-------- THE RECORDS
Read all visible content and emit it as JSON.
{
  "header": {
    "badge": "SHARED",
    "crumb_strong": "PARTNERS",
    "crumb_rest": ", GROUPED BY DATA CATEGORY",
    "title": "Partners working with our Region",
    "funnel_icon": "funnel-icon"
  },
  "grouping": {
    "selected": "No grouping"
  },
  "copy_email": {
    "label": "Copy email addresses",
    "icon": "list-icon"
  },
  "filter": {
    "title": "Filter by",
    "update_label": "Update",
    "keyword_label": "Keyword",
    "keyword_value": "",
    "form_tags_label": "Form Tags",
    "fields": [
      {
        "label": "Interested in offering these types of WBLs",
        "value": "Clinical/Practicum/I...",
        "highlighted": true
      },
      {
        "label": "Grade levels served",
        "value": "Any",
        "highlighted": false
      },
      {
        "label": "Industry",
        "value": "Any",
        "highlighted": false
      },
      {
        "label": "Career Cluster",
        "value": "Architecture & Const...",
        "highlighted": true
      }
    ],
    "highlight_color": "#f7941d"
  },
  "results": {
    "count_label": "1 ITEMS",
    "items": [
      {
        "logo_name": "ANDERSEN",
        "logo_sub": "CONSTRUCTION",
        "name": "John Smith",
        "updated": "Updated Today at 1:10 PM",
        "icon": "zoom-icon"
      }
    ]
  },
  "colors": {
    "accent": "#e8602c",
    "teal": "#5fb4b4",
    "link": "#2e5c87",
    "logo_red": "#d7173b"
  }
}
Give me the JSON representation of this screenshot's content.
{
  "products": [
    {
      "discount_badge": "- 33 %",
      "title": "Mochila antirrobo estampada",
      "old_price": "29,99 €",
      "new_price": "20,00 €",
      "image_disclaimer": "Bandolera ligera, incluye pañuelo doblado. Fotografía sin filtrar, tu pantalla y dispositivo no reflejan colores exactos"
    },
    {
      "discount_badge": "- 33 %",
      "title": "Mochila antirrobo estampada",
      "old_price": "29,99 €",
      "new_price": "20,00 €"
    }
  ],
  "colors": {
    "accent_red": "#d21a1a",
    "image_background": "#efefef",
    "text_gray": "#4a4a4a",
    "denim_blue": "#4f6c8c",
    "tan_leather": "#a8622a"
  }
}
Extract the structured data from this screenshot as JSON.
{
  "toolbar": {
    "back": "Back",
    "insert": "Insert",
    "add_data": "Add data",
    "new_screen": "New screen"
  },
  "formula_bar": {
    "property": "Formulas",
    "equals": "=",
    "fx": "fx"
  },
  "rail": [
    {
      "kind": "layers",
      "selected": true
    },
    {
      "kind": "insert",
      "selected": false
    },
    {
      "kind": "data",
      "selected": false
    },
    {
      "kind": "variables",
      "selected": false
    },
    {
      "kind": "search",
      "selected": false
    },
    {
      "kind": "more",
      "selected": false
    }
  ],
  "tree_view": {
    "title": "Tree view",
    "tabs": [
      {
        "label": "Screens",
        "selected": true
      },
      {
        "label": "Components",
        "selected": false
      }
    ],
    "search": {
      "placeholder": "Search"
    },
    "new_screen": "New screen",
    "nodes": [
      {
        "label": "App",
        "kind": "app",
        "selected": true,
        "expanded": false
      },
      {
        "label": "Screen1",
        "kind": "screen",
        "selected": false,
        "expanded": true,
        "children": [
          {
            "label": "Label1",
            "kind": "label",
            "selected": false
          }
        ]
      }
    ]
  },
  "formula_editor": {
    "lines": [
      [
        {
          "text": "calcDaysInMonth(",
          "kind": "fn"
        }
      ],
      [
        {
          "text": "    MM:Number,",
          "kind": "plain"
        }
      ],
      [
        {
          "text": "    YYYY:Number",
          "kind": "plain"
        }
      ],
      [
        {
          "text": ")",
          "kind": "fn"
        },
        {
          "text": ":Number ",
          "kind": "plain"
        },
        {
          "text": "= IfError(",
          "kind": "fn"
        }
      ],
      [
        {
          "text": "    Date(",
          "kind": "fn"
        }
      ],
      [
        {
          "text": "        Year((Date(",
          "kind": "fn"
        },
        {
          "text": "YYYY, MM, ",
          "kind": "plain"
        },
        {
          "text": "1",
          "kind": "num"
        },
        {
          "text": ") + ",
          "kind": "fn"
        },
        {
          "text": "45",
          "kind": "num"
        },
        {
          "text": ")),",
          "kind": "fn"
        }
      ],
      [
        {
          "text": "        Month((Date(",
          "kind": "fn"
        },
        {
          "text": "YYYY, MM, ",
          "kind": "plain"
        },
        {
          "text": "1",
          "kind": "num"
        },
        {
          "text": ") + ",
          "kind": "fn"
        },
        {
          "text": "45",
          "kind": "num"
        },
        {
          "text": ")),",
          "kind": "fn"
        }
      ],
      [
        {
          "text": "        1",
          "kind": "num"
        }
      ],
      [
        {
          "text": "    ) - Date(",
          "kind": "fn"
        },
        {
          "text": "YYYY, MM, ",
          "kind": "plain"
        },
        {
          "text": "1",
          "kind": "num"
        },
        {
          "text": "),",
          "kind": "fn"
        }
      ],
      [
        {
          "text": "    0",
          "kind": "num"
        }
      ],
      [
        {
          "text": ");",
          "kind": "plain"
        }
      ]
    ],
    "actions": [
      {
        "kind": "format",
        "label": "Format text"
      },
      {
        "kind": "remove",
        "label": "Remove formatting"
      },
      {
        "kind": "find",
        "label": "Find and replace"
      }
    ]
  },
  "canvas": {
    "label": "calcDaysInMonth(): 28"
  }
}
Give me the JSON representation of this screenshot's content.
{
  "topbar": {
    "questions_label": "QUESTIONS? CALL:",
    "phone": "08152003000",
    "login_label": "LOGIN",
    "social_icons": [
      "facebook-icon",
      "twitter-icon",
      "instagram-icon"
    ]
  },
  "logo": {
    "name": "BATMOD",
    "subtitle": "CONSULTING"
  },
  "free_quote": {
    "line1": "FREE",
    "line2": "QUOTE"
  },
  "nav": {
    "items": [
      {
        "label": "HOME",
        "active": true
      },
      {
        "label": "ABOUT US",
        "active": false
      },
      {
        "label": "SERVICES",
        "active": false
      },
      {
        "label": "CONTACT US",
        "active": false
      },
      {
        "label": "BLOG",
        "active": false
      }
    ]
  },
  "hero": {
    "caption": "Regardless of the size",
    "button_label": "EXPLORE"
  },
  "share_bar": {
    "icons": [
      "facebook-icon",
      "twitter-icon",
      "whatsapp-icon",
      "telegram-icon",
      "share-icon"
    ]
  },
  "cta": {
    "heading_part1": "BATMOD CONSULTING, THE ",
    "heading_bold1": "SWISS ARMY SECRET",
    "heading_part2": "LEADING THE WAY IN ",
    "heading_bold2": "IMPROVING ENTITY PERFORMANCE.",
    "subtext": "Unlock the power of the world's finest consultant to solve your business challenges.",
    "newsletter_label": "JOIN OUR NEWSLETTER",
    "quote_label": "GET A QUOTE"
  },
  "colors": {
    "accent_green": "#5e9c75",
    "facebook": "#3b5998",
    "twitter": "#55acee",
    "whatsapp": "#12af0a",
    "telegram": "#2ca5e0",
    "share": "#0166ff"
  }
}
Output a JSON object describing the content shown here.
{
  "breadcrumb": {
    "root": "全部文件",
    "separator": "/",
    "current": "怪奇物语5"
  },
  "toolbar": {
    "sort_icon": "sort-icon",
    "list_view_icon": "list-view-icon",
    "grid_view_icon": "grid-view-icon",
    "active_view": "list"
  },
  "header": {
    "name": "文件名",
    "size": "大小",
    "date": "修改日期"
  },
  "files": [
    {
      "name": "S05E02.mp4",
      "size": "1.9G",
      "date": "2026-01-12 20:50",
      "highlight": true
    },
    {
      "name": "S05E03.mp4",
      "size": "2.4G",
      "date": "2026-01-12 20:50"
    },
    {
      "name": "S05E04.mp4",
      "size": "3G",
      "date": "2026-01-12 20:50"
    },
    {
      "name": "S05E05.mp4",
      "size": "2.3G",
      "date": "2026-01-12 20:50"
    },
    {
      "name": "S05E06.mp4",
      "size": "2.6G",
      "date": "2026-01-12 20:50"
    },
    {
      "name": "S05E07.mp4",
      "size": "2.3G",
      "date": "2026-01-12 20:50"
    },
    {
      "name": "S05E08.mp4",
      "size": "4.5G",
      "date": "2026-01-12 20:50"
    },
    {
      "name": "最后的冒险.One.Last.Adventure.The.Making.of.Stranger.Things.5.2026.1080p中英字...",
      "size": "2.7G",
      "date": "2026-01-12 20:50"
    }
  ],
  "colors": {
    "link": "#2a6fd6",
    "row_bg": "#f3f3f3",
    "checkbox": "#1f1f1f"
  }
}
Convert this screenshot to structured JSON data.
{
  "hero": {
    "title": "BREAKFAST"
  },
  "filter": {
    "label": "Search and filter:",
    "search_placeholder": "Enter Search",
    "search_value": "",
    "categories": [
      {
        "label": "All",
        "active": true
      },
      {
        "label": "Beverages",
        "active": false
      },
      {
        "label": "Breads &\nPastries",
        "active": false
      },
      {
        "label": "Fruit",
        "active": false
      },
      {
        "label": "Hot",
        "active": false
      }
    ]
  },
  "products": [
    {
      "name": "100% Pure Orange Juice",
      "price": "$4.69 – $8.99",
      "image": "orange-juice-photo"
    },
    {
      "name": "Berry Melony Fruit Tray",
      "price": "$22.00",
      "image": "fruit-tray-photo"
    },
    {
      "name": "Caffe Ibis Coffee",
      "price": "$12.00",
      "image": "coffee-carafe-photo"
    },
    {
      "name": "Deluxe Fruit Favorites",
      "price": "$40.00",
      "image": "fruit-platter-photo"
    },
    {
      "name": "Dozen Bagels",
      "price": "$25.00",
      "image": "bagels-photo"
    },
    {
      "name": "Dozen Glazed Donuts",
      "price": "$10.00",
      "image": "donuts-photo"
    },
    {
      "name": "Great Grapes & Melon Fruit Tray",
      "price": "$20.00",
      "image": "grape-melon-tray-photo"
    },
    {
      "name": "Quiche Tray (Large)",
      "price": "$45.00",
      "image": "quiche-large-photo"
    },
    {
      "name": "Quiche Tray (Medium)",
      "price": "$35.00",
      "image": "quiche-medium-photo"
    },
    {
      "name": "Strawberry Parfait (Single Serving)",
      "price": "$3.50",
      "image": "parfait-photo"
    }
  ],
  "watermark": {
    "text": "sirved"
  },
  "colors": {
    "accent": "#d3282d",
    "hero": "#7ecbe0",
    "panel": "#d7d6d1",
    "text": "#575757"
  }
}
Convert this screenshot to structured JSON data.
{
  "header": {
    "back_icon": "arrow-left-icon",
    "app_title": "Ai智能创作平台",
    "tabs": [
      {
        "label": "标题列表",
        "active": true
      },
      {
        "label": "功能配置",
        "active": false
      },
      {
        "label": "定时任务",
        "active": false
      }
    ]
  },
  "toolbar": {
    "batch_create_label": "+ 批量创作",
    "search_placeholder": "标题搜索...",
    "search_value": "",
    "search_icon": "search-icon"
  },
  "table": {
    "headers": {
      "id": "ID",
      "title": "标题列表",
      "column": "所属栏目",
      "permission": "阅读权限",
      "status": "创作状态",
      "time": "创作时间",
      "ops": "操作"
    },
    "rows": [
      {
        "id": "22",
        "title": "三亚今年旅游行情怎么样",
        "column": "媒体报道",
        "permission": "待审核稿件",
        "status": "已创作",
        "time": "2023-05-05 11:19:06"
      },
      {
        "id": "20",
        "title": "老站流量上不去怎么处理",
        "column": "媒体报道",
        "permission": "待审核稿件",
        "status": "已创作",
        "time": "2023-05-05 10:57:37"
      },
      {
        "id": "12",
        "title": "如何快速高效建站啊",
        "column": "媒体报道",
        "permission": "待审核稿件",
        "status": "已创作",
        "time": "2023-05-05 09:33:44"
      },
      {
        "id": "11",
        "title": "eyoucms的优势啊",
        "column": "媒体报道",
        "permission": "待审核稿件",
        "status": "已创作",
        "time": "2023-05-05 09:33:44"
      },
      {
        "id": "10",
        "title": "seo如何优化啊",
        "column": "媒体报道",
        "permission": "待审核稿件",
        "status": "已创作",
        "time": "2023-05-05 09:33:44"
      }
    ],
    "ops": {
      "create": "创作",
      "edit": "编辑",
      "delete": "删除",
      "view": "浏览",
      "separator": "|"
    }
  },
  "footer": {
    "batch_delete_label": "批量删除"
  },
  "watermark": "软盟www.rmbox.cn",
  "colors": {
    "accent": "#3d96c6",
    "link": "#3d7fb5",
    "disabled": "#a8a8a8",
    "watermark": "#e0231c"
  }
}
----------------
THE PROBLEM: Using the listing above, pull out all lines that hold the word "true".

WORKED ANSWER:
        "highlighted": true
        "highlighted": true
      "selected": true
        "selected": true
        "selected": true,
        "expanded": true,
        "active": true
      "highlight": true
        "active": true
        "active": true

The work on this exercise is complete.